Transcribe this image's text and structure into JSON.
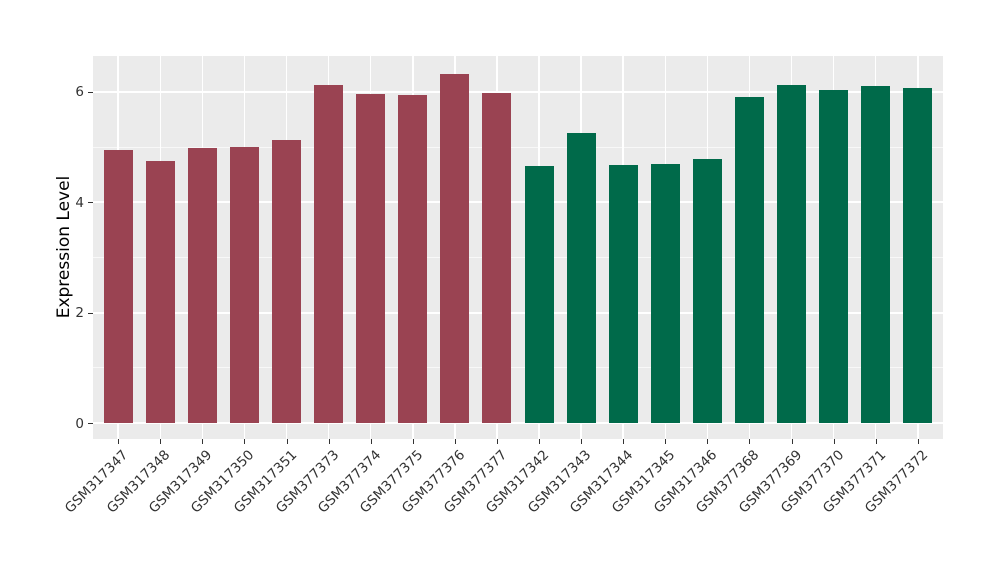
{
  "figure": {
    "background": "#FFFFFF",
    "panel_background": "#EBEBEB",
    "grid_major_color": "#FFFFFF",
    "grid_minor_color": "rgba(255,255,255,0.65)",
    "tick_color": "#333333"
  },
  "chart_data": {
    "type": "bar",
    "title": "",
    "xlabel": "",
    "ylabel": "Expression Level",
    "ylim": [
      0,
      6.65
    ],
    "yticks_major": [
      0,
      2,
      4,
      6
    ],
    "yticks_minor": [
      1,
      3,
      5
    ],
    "ytick_labels": [
      "0",
      "2",
      "4",
      "6"
    ],
    "grid": true,
    "legend": "none",
    "categories": [
      "GSM317347",
      "GSM317348",
      "GSM317349",
      "GSM317350",
      "GSM317351",
      "GSM377373",
      "GSM377374",
      "GSM377375",
      "GSM377376",
      "GSM377377",
      "GSM317342",
      "GSM317343",
      "GSM317344",
      "GSM317345",
      "GSM317346",
      "GSM377368",
      "GSM377369",
      "GSM377370",
      "GSM377371",
      "GSM377372"
    ],
    "values": [
      4.95,
      4.75,
      4.98,
      5.0,
      5.13,
      6.13,
      5.96,
      5.95,
      6.32,
      5.98,
      4.65,
      5.25,
      4.67,
      4.7,
      4.79,
      5.91,
      6.13,
      6.04,
      6.1,
      6.07
    ],
    "bar_colors": [
      "#9A4352",
      "#9A4352",
      "#9A4352",
      "#9A4352",
      "#9A4352",
      "#9A4352",
      "#9A4352",
      "#9A4352",
      "#9A4352",
      "#9A4352",
      "#006A4A",
      "#006A4A",
      "#006A4A",
      "#006A4A",
      "#006A4A",
      "#006A4A",
      "#006A4A",
      "#006A4A",
      "#006A4A",
      "#006A4A"
    ],
    "group_colors": {
      "left_group": "#9A4352",
      "right_group": "#006A4A"
    }
  }
}
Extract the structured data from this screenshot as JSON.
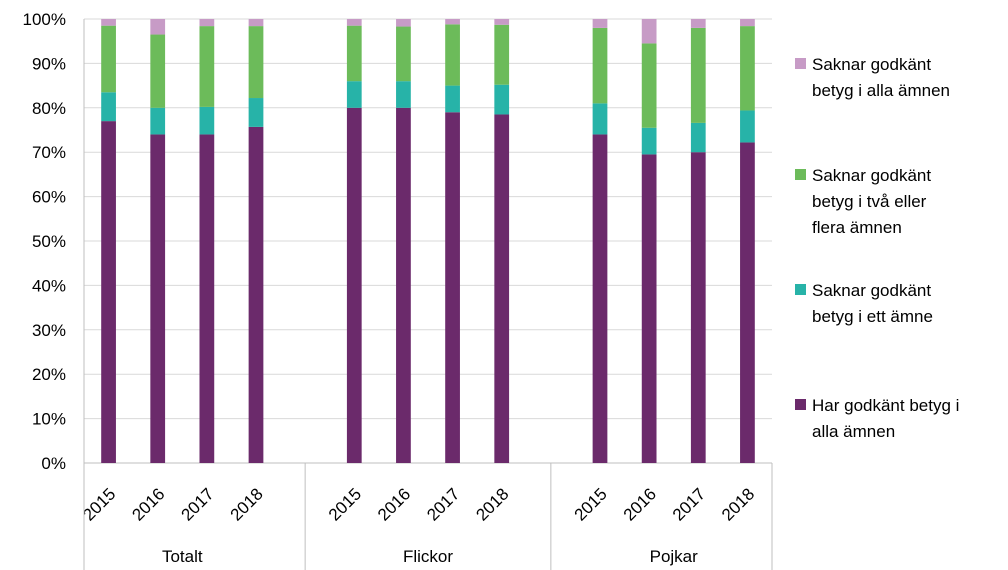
{
  "chart_data": {
    "type": "bar",
    "stacked": true,
    "percent_axis": true,
    "groups": [
      "Totalt",
      "Flickor",
      "Pojkar"
    ],
    "years": [
      "2015",
      "2016",
      "2017",
      "2018"
    ],
    "series": [
      {
        "name": "Har godkänt betyg i alla ämnen",
        "color": "#6B2A6B",
        "values": [
          [
            77,
            74,
            74,
            75.7
          ],
          [
            80,
            80,
            79,
            78.5
          ],
          [
            74,
            69.5,
            70,
            72.2
          ]
        ]
      },
      {
        "name": "Saknar godkänt betyg i ett ämne",
        "color": "#27B3A8",
        "values": [
          [
            6.5,
            6,
            6.2,
            6.5
          ],
          [
            6,
            6,
            6,
            6.7
          ],
          [
            7,
            6,
            6.6,
            7.2
          ]
        ]
      },
      {
        "name": "Saknar godkänt betyg i två eller flera ämnen",
        "color": "#6CBB5A",
        "values": [
          [
            15,
            16.5,
            18.2,
            16.2
          ],
          [
            12.5,
            12.3,
            13.8,
            13.5
          ],
          [
            17,
            19,
            21.4,
            19
          ]
        ]
      },
      {
        "name": "Saknar godkänt betyg i alla ämnen",
        "color": "#C79BC6",
        "values": [
          [
            1.5,
            3.5,
            1.6,
            1.6
          ],
          [
            1.5,
            1.7,
            1.2,
            1.3
          ],
          [
            2,
            5.5,
            2,
            1.6
          ]
        ]
      }
    ],
    "ylim": [
      0,
      100
    ],
    "yticks": [
      "0%",
      "10%",
      "20%",
      "30%",
      "40%",
      "50%",
      "60%",
      "70%",
      "80%",
      "90%",
      "100%"
    ],
    "grid": true,
    "legend_position": "right",
    "legend_lines": [
      [
        "Saknar godkänt",
        "betyg i alla ämnen"
      ],
      [
        "Saknar godkänt",
        "betyg i två eller",
        "flera ämnen"
      ],
      [
        "Saknar godkänt",
        "betyg i ett ämne"
      ],
      [
        "Har godkänt betyg i",
        "alla ämnen"
      ]
    ]
  },
  "colors": {
    "grid": "#D9D9D9",
    "axis": "#BFBFBF"
  }
}
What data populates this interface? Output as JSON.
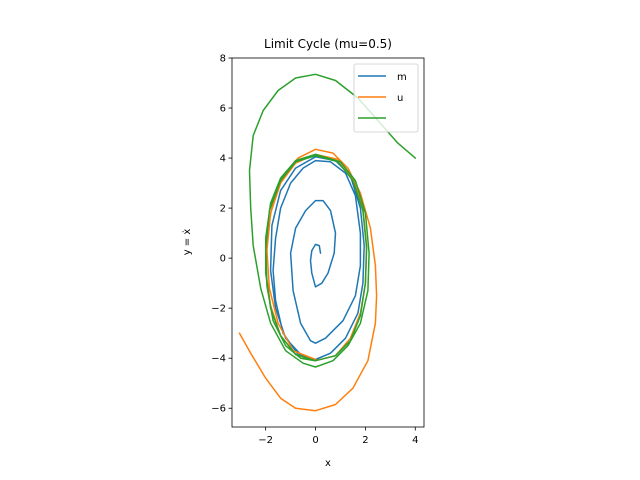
{
  "chart_data": {
    "type": "line",
    "title": "Limit Cycle (mu=0.5)",
    "xlabel": "x",
    "ylabel": "y = ẋ",
    "xlim": [
      -3.35,
      4.35
    ],
    "ylim": [
      -6.75,
      8.0
    ],
    "xticks": [
      -2,
      0,
      2,
      4
    ],
    "yticks": [
      -6,
      -4,
      -2,
      0,
      2,
      4,
      6,
      8
    ],
    "xtick_labels": [
      "−2",
      "0",
      "2",
      "4"
    ],
    "ytick_labels": [
      "−6",
      "−4",
      "−2",
      "0",
      "2",
      "4",
      "6",
      "8"
    ],
    "grid": false,
    "legend_position": "upper right",
    "series": [
      {
        "name": "m",
        "color": "#1f77b4",
        "points": [
          [
            0.2,
            0.2
          ],
          [
            0.15,
            0.5
          ],
          [
            0.0,
            0.55
          ],
          [
            -0.15,
            0.3
          ],
          [
            -0.2,
            -0.1
          ],
          [
            -0.15,
            -0.6
          ],
          [
            0.0,
            -1.15
          ],
          [
            0.25,
            -1.0
          ],
          [
            0.5,
            -0.6
          ],
          [
            0.75,
            0.2
          ],
          [
            0.8,
            1.0
          ],
          [
            0.6,
            1.9
          ],
          [
            0.3,
            2.3
          ],
          [
            0.0,
            2.3
          ],
          [
            -0.4,
            1.9
          ],
          [
            -0.8,
            1.2
          ],
          [
            -1.0,
            0.2
          ],
          [
            -0.9,
            -1.3
          ],
          [
            -0.6,
            -2.6
          ],
          [
            -0.2,
            -3.3
          ],
          [
            0.0,
            -3.4
          ],
          [
            0.4,
            -3.2
          ],
          [
            1.1,
            -2.5
          ],
          [
            1.6,
            -1.5
          ],
          [
            1.8,
            -0.3
          ],
          [
            1.8,
            1.0
          ],
          [
            1.6,
            2.5
          ],
          [
            1.2,
            3.4
          ],
          [
            0.6,
            3.85
          ],
          [
            0.0,
            3.9
          ],
          [
            -0.5,
            3.6
          ],
          [
            -1.0,
            3.0
          ],
          [
            -1.4,
            2.0
          ],
          [
            -1.6,
            0.8
          ],
          [
            -1.7,
            -0.5
          ],
          [
            -1.6,
            -1.7
          ],
          [
            -1.3,
            -3.0
          ],
          [
            -0.7,
            -3.85
          ],
          [
            0.0,
            -4.05
          ],
          [
            0.6,
            -3.8
          ],
          [
            1.2,
            -3.2
          ],
          [
            1.7,
            -2.2
          ],
          [
            1.9,
            -1.0
          ],
          [
            1.95,
            0.5
          ],
          [
            1.8,
            2.0
          ],
          [
            1.4,
            3.3
          ],
          [
            0.8,
            3.9
          ],
          [
            0.0,
            4.05
          ],
          [
            -0.8,
            3.6
          ],
          [
            -1.4,
            2.7
          ],
          [
            -1.75,
            1.3
          ],
          [
            -1.8,
            -0.5
          ],
          [
            -1.6,
            -2.0
          ],
          [
            -1.2,
            -3.2
          ],
          [
            -0.5,
            -3.95
          ],
          [
            0.0,
            -4.05
          ]
        ]
      },
      {
        "name": "u",
        "color": "#ff7f0e",
        "points": [
          [
            -3.05,
            -3.0
          ],
          [
            -2.6,
            -3.8
          ],
          [
            -2.0,
            -4.8
          ],
          [
            -1.4,
            -5.6
          ],
          [
            -0.8,
            -6.0
          ],
          [
            0.0,
            -6.1
          ],
          [
            0.8,
            -5.85
          ],
          [
            1.5,
            -5.2
          ],
          [
            2.1,
            -4.1
          ],
          [
            2.4,
            -2.6
          ],
          [
            2.45,
            -1.5
          ],
          [
            2.4,
            -0.3
          ],
          [
            2.2,
            1.2
          ],
          [
            1.8,
            2.6
          ],
          [
            1.3,
            3.6
          ],
          [
            0.7,
            4.2
          ],
          [
            0.0,
            4.35
          ],
          [
            -0.7,
            4.0
          ],
          [
            -1.3,
            3.3
          ],
          [
            -1.7,
            2.3
          ],
          [
            -1.95,
            0.9
          ],
          [
            -2.0,
            -0.5
          ],
          [
            -1.8,
            -1.9
          ],
          [
            -1.4,
            -3.1
          ],
          [
            -0.8,
            -3.85
          ],
          [
            0.0,
            -4.1
          ],
          [
            0.8,
            -3.9
          ],
          [
            1.4,
            -3.2
          ],
          [
            1.8,
            -2.2
          ],
          [
            2.0,
            -1.0
          ],
          [
            2.05,
            0.5
          ],
          [
            1.9,
            2.0
          ],
          [
            1.5,
            3.2
          ],
          [
            0.9,
            3.95
          ],
          [
            0.0,
            4.15
          ],
          [
            -0.8,
            3.8
          ],
          [
            -1.4,
            3.0
          ],
          [
            -1.8,
            1.8
          ],
          [
            -1.95,
            0.3
          ],
          [
            -1.85,
            -1.2
          ],
          [
            -1.5,
            -2.6
          ],
          [
            -0.9,
            -3.7
          ],
          [
            0.0,
            -4.05
          ]
        ]
      },
      {
        "name": "",
        "color": "#2ca02c",
        "points": [
          [
            4.0,
            4.0
          ],
          [
            3.3,
            4.6
          ],
          [
            2.5,
            5.5
          ],
          [
            1.7,
            6.4
          ],
          [
            0.8,
            7.1
          ],
          [
            0.0,
            7.35
          ],
          [
            -0.8,
            7.2
          ],
          [
            -1.5,
            6.7
          ],
          [
            -2.1,
            5.9
          ],
          [
            -2.5,
            4.9
          ],
          [
            -2.65,
            3.5
          ],
          [
            -2.6,
            2.0
          ],
          [
            -2.5,
            0.5
          ],
          [
            -2.2,
            -1.2
          ],
          [
            -1.8,
            -2.6
          ],
          [
            -1.2,
            -3.7
          ],
          [
            -0.5,
            -4.2
          ],
          [
            0.0,
            -4.35
          ],
          [
            0.7,
            -4.1
          ],
          [
            1.3,
            -3.5
          ],
          [
            1.8,
            -2.6
          ],
          [
            2.1,
            -1.3
          ],
          [
            2.15,
            0.2
          ],
          [
            2.0,
            1.8
          ],
          [
            1.6,
            3.1
          ],
          [
            1.0,
            3.85
          ],
          [
            0.0,
            4.15
          ],
          [
            -0.8,
            3.9
          ],
          [
            -1.4,
            3.2
          ],
          [
            -1.8,
            2.2
          ],
          [
            -2.0,
            0.8
          ],
          [
            -2.0,
            -0.6
          ],
          [
            -1.8,
            -2.0
          ],
          [
            -1.4,
            -3.1
          ],
          [
            -0.8,
            -3.85
          ],
          [
            0.0,
            -4.1
          ],
          [
            0.8,
            -3.9
          ],
          [
            1.4,
            -3.3
          ],
          [
            1.8,
            -2.3
          ],
          [
            2.0,
            -1.0
          ],
          [
            2.05,
            0.4
          ],
          [
            1.9,
            1.9
          ],
          [
            1.5,
            3.1
          ],
          [
            0.9,
            3.85
          ],
          [
            0.0,
            4.1
          ],
          [
            -0.8,
            3.85
          ],
          [
            -1.4,
            3.1
          ],
          [
            -1.85,
            1.9
          ],
          [
            -2.0,
            0.4
          ],
          [
            -1.95,
            -1.1
          ],
          [
            -1.7,
            -2.5
          ],
          [
            -1.2,
            -3.5
          ],
          [
            -0.6,
            -4.0
          ],
          [
            0.0,
            -4.1
          ]
        ]
      }
    ]
  }
}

________

**PROBLEM STATEMENT**
What is the number of lines in the data that hold the string "JSON"? Answer with the number only.

**SOLUTION FOR THIS TASK**
3